(Problem requirements)
Look through the records below, count the lines with the word "iintegra", and reply with only the number.

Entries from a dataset
start
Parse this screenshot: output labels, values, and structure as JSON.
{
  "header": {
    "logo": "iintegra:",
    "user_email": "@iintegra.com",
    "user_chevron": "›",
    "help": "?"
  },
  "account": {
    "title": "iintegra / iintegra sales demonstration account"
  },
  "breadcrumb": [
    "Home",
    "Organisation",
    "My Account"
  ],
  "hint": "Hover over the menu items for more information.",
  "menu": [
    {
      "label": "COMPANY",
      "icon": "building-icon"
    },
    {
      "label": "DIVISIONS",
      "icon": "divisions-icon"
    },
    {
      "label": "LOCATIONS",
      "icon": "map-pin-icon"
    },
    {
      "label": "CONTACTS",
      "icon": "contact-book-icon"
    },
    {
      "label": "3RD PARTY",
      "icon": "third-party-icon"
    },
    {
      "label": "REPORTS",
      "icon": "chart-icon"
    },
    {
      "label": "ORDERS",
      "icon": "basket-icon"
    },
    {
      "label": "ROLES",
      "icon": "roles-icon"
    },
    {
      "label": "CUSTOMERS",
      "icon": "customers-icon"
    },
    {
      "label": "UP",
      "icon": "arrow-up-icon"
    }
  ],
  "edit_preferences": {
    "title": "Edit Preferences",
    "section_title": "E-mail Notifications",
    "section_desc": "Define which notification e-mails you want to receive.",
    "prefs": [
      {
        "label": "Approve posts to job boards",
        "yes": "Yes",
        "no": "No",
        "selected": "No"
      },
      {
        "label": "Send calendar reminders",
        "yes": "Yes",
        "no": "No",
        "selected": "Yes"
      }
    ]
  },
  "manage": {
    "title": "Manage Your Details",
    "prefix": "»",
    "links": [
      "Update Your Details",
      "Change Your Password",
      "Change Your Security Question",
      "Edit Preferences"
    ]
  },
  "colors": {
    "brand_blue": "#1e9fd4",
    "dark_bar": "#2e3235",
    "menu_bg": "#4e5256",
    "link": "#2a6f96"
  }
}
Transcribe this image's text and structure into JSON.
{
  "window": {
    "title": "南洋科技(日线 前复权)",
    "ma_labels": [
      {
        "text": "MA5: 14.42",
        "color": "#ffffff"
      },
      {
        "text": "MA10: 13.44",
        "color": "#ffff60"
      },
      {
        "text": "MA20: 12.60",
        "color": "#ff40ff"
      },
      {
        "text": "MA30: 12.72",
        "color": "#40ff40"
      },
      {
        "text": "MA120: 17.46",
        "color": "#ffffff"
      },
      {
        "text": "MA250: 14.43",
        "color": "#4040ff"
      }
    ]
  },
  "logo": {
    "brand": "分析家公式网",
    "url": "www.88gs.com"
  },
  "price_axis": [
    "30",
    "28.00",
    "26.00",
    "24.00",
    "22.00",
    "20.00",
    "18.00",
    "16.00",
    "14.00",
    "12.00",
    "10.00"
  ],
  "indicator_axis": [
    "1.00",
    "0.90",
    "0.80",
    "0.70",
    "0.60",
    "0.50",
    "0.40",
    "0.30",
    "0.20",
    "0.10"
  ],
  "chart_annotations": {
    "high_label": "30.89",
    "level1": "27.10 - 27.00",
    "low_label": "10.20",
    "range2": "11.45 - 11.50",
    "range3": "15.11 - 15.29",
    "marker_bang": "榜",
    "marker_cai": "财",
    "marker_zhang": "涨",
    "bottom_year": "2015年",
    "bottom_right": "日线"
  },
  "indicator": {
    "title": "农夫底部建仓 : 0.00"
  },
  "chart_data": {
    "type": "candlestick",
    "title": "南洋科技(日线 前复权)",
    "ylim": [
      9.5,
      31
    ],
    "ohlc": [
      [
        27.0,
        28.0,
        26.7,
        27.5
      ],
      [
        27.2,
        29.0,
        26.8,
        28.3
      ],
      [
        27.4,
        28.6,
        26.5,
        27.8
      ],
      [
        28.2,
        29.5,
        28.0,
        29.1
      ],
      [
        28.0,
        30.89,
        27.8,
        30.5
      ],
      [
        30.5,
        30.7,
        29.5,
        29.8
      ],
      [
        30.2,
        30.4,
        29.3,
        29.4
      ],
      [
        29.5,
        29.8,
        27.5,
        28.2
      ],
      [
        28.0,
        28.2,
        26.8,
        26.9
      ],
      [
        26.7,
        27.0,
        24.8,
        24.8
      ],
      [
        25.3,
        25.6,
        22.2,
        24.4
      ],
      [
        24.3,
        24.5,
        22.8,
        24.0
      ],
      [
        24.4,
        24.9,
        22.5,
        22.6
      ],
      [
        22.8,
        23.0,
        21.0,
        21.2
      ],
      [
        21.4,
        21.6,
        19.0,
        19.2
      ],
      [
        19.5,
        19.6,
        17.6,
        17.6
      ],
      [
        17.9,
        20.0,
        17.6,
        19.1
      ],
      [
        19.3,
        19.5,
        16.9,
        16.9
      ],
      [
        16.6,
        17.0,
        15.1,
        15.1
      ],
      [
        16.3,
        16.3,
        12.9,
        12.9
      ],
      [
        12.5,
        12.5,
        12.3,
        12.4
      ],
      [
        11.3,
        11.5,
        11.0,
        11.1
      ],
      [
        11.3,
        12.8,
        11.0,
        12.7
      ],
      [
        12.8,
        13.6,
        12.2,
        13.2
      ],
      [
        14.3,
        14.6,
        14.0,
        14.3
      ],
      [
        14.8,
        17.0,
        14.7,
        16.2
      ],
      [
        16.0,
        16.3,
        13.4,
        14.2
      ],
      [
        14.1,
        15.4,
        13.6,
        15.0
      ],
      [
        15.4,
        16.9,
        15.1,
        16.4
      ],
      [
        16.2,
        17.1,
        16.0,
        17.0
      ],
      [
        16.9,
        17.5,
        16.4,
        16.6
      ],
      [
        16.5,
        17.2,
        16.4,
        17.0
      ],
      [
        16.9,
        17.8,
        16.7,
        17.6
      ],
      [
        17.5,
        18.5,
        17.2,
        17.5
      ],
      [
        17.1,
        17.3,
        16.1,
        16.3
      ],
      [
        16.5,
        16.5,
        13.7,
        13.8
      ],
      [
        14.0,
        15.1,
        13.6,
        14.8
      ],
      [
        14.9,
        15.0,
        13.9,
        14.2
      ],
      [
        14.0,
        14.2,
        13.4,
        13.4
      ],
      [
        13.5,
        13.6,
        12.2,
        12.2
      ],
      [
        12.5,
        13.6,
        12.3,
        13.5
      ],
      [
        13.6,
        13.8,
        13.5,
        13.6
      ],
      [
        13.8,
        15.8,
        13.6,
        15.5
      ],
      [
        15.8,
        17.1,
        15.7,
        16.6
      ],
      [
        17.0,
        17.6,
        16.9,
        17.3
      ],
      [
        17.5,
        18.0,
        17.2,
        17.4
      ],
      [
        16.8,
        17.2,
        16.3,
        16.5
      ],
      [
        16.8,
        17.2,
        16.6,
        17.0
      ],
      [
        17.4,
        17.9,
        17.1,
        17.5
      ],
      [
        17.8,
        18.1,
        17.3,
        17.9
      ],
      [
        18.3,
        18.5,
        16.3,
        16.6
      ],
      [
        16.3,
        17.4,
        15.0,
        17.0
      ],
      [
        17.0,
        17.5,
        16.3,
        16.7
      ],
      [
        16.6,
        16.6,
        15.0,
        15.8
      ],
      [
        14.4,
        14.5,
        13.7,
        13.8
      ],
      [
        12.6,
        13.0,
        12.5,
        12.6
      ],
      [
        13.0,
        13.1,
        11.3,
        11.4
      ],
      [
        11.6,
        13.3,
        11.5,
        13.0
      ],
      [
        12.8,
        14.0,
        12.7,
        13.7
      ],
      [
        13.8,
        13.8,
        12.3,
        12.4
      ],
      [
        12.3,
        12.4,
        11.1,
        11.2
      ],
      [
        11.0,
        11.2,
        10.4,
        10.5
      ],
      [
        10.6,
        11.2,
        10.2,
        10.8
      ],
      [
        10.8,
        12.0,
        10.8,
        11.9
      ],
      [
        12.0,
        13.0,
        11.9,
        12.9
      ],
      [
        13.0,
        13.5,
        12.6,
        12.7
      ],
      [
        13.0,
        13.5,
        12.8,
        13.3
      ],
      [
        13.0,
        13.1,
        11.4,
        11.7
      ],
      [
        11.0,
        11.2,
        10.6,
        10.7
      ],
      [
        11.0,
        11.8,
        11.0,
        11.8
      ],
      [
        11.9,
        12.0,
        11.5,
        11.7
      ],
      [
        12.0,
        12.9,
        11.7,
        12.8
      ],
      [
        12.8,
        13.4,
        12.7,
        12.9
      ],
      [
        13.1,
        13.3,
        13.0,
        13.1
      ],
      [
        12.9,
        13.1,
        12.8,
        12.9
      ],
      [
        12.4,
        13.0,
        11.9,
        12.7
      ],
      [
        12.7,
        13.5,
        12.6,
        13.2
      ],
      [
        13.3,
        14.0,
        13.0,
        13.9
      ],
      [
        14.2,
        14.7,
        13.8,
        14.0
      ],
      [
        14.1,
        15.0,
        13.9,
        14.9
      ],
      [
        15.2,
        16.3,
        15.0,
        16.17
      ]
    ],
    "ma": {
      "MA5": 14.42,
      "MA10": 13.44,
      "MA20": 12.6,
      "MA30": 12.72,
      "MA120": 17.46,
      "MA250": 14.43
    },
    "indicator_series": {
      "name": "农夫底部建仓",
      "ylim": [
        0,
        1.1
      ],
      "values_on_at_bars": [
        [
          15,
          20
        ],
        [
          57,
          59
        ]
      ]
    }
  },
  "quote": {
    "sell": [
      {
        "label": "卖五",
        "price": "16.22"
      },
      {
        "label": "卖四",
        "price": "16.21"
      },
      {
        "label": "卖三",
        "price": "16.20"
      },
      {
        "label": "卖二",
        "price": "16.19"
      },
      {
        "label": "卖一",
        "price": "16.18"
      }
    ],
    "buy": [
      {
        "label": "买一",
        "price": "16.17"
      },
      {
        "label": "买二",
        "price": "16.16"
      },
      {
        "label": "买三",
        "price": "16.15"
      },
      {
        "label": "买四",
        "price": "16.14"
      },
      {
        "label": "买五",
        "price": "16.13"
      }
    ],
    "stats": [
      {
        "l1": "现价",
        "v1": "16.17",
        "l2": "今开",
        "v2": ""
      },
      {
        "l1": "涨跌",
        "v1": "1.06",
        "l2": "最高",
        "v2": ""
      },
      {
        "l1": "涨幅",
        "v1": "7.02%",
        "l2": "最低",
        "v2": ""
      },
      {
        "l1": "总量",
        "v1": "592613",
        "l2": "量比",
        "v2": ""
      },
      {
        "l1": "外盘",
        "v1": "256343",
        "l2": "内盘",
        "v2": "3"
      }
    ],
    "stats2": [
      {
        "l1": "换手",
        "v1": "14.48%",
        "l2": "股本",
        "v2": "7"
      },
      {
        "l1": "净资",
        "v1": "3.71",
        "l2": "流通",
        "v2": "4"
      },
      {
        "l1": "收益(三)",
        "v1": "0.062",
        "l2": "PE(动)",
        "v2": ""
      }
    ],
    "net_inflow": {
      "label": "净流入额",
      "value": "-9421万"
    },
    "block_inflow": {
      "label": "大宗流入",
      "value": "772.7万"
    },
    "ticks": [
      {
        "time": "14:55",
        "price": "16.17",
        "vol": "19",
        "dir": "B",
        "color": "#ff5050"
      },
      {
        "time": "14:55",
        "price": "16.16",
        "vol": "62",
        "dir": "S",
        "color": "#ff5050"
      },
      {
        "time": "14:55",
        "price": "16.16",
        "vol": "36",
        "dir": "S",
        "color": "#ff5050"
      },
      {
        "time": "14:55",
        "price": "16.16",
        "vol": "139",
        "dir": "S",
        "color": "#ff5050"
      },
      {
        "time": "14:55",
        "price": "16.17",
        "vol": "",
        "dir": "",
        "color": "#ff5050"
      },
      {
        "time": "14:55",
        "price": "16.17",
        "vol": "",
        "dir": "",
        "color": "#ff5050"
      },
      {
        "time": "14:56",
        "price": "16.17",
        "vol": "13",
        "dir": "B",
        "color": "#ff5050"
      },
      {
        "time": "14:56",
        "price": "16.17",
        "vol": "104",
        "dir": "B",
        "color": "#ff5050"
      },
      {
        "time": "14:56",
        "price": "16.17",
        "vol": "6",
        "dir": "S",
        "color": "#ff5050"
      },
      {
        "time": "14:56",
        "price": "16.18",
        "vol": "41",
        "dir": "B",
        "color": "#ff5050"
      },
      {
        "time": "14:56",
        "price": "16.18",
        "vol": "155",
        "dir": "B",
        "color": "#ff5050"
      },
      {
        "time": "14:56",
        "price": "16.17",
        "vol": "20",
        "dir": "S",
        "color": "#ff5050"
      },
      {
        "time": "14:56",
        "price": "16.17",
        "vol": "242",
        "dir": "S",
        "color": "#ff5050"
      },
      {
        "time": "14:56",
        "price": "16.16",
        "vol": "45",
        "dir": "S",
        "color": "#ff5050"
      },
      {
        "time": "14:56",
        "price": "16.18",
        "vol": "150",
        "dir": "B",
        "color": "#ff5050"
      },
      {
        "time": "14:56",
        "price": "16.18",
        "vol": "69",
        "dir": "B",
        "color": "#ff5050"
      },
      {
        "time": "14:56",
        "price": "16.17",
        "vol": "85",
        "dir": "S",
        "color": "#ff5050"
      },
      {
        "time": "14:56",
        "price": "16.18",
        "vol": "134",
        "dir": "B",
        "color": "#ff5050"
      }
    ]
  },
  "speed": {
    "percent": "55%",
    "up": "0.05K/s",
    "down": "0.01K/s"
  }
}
end
(Correct response)
3